Data excerpts

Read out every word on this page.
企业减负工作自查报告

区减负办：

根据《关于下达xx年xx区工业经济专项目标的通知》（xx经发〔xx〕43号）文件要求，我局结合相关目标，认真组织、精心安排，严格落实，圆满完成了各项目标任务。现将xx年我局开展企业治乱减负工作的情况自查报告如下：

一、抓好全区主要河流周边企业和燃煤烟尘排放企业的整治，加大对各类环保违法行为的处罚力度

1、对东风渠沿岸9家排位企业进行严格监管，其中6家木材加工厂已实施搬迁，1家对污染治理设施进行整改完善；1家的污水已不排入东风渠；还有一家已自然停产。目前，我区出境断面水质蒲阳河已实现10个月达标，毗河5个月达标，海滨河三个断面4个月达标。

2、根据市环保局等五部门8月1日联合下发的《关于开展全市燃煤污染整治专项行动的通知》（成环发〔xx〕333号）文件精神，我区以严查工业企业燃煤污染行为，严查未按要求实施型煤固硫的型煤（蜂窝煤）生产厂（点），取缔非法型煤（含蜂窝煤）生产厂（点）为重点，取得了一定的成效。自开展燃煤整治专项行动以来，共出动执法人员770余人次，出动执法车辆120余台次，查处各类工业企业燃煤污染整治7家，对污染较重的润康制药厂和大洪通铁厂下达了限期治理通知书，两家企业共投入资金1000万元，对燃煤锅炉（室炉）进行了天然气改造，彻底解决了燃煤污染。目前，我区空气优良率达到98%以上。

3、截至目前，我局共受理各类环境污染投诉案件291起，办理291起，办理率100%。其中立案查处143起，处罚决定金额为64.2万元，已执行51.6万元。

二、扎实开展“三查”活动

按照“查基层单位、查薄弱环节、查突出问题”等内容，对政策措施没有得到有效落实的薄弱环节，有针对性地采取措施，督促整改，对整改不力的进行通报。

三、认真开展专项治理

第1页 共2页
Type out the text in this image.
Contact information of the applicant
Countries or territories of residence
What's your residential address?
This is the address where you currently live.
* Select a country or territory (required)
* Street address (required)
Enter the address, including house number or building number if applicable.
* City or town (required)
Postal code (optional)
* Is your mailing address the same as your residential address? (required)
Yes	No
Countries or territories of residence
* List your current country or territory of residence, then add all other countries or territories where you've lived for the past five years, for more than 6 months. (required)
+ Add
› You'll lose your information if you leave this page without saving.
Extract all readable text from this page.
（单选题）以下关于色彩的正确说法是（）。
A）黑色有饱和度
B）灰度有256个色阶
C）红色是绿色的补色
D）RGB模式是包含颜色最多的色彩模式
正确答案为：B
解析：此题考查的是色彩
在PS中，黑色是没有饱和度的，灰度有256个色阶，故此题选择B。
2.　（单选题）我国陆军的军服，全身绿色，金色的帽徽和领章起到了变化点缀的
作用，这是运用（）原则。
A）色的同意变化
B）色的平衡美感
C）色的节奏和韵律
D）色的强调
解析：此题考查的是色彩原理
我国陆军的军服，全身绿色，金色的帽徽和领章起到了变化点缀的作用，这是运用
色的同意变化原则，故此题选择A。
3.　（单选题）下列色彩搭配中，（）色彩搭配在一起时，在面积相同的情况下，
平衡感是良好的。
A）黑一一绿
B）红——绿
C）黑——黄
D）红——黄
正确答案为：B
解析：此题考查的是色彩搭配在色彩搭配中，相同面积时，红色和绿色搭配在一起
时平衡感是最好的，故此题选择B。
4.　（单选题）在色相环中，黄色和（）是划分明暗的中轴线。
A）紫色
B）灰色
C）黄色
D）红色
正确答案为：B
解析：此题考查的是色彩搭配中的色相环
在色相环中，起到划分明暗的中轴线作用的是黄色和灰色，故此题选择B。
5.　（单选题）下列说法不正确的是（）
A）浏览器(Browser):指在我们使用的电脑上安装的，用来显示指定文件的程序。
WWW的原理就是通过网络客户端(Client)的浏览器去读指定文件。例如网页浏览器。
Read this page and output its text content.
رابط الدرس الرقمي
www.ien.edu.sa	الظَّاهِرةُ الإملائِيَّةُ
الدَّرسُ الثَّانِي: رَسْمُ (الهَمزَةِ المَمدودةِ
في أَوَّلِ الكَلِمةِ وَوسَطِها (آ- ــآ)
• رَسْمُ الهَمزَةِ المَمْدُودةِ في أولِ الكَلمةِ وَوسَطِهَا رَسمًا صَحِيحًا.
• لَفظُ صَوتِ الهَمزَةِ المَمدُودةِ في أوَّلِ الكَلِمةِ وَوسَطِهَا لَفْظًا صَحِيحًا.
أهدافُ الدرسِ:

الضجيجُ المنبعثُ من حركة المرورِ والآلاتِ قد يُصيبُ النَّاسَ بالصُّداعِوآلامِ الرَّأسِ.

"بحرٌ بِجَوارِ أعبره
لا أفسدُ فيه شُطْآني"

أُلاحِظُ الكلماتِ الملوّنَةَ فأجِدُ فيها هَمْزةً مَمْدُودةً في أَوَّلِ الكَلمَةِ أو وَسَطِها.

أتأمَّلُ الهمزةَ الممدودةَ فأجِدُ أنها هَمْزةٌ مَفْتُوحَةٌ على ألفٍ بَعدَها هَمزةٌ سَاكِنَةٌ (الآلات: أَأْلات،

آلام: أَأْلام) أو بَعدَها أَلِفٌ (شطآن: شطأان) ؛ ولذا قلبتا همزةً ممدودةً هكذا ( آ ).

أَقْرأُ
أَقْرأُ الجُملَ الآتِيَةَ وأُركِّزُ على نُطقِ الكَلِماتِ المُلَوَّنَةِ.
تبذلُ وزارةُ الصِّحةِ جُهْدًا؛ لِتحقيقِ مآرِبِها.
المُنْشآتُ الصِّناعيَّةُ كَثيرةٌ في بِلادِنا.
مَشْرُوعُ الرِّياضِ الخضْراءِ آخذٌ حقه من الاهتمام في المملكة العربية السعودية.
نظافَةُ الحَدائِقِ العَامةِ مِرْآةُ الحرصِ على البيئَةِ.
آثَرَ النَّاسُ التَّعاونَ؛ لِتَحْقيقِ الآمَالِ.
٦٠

**What you have to do**: Identify the lines that hold the word "我国陆军的军服". Copy every one of them.

**Written response**:
2.　（单选题）我国陆军的军服，全身绿色，金色的帽徽和领章起到了变化点缀的
我国陆军的军服，全身绿色，金色的帽徽和领章起到了变化点缀的作用，这是运用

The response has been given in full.